- _Work to be completed_: Scan the listing below and copy every line holding "this".

- _Working data_:
## Begin

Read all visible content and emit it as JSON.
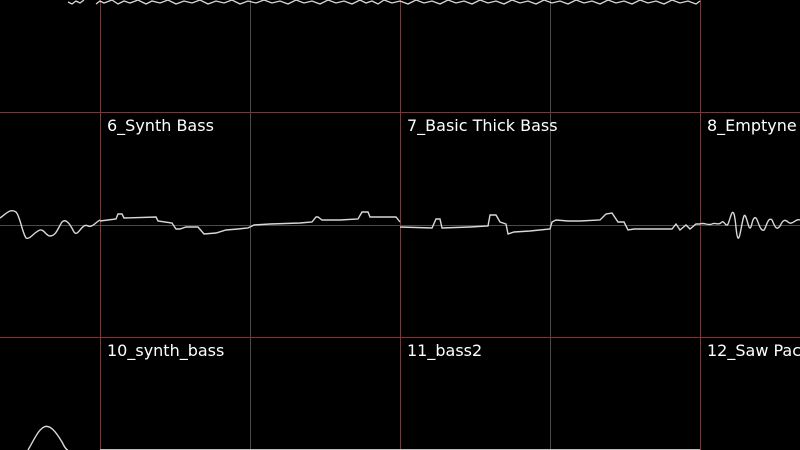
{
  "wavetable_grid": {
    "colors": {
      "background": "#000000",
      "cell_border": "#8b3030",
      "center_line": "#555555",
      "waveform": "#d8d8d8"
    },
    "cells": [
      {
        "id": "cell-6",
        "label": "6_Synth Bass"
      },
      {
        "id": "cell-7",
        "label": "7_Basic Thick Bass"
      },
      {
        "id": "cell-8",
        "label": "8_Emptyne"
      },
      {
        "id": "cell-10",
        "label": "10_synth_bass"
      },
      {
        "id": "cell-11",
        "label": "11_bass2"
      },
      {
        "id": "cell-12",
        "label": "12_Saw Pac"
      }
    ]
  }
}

## End
## Begin

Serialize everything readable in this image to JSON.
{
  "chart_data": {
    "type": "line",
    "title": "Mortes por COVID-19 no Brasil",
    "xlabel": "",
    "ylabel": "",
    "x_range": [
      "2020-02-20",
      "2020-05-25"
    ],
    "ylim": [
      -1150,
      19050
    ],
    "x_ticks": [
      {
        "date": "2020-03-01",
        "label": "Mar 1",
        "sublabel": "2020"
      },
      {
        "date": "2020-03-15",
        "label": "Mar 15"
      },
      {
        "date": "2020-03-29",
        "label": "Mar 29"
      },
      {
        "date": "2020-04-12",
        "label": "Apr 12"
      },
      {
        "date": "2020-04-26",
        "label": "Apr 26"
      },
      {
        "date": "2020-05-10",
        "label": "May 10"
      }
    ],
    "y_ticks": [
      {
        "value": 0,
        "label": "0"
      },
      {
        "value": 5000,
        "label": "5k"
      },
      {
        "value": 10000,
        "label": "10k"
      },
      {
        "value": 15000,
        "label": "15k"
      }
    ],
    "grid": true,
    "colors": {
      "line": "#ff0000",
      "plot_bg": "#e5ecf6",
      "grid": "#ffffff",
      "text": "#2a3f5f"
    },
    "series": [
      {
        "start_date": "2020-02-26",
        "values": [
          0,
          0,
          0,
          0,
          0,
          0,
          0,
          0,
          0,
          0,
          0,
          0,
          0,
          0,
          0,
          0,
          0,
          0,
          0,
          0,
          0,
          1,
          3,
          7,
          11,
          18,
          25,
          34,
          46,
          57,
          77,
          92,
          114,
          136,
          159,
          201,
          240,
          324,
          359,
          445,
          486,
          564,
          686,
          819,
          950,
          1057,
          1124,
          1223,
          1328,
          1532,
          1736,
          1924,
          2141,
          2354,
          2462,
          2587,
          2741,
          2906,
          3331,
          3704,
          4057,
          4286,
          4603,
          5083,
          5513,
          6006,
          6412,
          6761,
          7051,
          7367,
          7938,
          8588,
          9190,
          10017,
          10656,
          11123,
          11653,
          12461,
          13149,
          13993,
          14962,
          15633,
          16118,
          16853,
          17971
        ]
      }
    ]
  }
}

## End
## Begin

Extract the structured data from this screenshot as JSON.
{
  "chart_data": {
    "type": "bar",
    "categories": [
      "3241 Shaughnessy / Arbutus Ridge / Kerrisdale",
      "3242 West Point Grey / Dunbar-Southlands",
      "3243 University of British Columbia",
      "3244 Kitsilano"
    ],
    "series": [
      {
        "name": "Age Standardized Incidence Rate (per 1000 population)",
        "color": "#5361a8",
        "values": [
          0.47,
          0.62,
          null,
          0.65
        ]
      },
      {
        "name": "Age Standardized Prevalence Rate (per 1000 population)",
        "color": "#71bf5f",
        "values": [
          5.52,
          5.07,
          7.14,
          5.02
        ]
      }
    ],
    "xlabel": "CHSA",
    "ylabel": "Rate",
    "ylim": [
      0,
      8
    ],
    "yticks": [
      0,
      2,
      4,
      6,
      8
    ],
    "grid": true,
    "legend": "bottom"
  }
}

## End

- _Exercise result_:
Serialize everything readable in this image to JSON.
Extract the structured data from this screenshot as JSON.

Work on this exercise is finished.